Job
Restate all of the data exactly.

[Dataset entries]
○ ○ ○ ○ ○ ○ ○

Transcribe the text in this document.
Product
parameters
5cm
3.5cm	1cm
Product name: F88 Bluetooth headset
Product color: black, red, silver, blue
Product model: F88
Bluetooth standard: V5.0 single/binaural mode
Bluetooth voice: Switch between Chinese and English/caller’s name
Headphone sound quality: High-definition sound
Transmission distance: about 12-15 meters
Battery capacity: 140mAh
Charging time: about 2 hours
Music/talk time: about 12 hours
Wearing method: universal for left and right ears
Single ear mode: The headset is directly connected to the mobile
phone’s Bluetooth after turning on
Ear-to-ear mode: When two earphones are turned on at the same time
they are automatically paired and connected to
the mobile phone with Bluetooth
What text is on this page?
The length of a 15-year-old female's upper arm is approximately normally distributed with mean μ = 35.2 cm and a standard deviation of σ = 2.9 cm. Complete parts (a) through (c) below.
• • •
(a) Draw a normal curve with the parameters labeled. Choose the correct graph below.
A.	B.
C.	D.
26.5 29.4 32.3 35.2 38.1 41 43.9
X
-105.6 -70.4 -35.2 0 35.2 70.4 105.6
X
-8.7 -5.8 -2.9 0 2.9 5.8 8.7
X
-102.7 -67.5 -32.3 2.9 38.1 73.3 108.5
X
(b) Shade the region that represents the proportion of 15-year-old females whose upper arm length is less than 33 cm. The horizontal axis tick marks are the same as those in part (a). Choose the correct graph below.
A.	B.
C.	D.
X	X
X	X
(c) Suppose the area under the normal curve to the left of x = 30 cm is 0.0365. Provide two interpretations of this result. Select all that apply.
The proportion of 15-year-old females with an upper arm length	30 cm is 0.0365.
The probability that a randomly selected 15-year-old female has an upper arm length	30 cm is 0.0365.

○ ○ ○ ○ ○ ○ ○

The result
Transcribe the text in this document.
Product
parameters
5cm
3.5cm	1cm
Product name: F88 Bluetooth headset
Product color: black, red, silver, blue
Product model: F88
Bluetooth standard: V5.0 single/binaural mode
Bluetooth voice: Switch between Chinese and English/caller’s name
Headphone sound quality: High-definition sound
Transmission distance: about 12-15 meters
Battery capacity: 140mAh
Charging time: about 2 hours
Music/talk time: about 12 hours
Wearing method: universal for left and right ears
Single ear mode: The headset is directly connected to the mobile
phone’s Bluetooth after turning on
Ear-to-ear mode: When two earphones are turned on at the same time
they are automatically paired and connected to
the mobile phone with Bluetooth
What text is on this page?
The length of a 15-year-old female's upper arm is approximately normally distributed with mean μ = 35.2 cm and a standard deviation of σ = 2.9 cm. Complete parts (a) through (c) below.
• • •
(a) Draw a normal curve with the parameters labeled. Choose the correct graph below.
A.	B.
C.	D.
26.5 29.4 32.3 35.2 38.1 41 43.9
X
-105.6 -70.4 -35.2 0 35.2 70.4 105.6
X
-8.7 -5.8 -2.9 0 2.9 5.8 8.7
X
-102.7 -67.5 -32.3 2.9 38.1 73.3 108.5
X
(b) Shade the region that represents the proportion of 15-year-old females whose upper arm length is less than 33 cm. The horizontal axis tick marks are the same as those in part (a). Choose the correct graph below.
A.	B.
C.	D.
X	X
X	X
(c) Suppose the area under the normal curve to the left of x = 30 cm is 0.0365. Provide two interpretations of this result. Select all that apply.
The proportion of 15-year-old females with an upper arm length	30 cm is 0.0365.
The probability that a randomly selected 15-year-old female has an upper arm length	30 cm is 0.0365.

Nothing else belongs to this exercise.